MATERIAL SUPPLIED:
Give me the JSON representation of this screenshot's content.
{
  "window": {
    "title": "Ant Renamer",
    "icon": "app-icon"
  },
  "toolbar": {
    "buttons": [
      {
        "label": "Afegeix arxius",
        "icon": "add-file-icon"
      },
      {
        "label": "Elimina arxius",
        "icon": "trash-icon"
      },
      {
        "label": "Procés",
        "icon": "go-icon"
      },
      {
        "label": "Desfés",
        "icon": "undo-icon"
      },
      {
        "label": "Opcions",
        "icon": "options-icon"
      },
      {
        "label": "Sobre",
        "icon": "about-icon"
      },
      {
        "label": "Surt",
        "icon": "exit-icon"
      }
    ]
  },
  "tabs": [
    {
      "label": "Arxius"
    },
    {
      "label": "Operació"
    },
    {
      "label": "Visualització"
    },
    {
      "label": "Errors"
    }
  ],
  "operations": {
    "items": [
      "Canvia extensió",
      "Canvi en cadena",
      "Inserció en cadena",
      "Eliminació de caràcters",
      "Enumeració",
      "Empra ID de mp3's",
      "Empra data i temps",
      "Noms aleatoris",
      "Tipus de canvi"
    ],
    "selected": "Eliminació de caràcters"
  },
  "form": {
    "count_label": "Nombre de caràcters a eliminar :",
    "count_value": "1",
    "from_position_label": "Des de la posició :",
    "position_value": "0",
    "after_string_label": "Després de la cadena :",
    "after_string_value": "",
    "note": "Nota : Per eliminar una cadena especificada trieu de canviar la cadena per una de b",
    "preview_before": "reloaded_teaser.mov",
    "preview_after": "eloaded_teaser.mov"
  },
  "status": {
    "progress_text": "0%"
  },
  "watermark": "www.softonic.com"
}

GIVEN REQUEST: Repeat all the entries exactly as given.

PROBLEM SOLUTION:
Give me the JSON representation of this screenshot's content.
{
  "window": {
    "title": "Ant Renamer",
    "icon": "app-icon"
  },
  "toolbar": {
    "buttons": [
      {
        "label": "Afegeix arxius",
        "icon": "add-file-icon"
      },
      {
        "label": "Elimina arxius",
        "icon": "trash-icon"
      },
      {
        "label": "Procés",
        "icon": "go-icon"
      },
      {
        "label": "Desfés",
        "icon": "undo-icon"
      },
      {
        "label": "Opcions",
        "icon": "options-icon"
      },
      {
        "label": "Sobre",
        "icon": "about-icon"
      },
      {
        "label": "Surt",
        "icon": "exit-icon"
      }
    ]
  },
  "tabs": [
    {
      "label": "Arxius"
    },
    {
      "label": "Operació"
    },
    {
      "label": "Visualització"
    },
    {
      "label": "Errors"
    }
  ],
  "operations": {
    "items": [
      "Canvia extensió",
      "Canvi en cadena",
      "Inserció en cadena",
      "Eliminació de caràcters",
      "Enumeració",
      "Empra ID de mp3's",
      "Empra data i temps",
      "Noms aleatoris",
      "Tipus de canvi"
    ],
    "selected": "Eliminació de caràcters"
  },
  "form": {
    "count_label": "Nombre de caràcters a eliminar :",
    "count_value": "1",
    "from_position_label": "Des de la posició :",
    "position_value": "0",
    "after_string_label": "Després de la cadena :",
    "after_string_value": "",
    "note": "Nota : Per eliminar una cadena especificada trieu de canviar la cadena per una de b",
    "preview_before": "reloaded_teaser.mov",
    "preview_after": "eloaded_teaser.mov"
  },
  "status": {
    "progress_text": "0%"
  },
  "watermark": "www.softonic.com"
}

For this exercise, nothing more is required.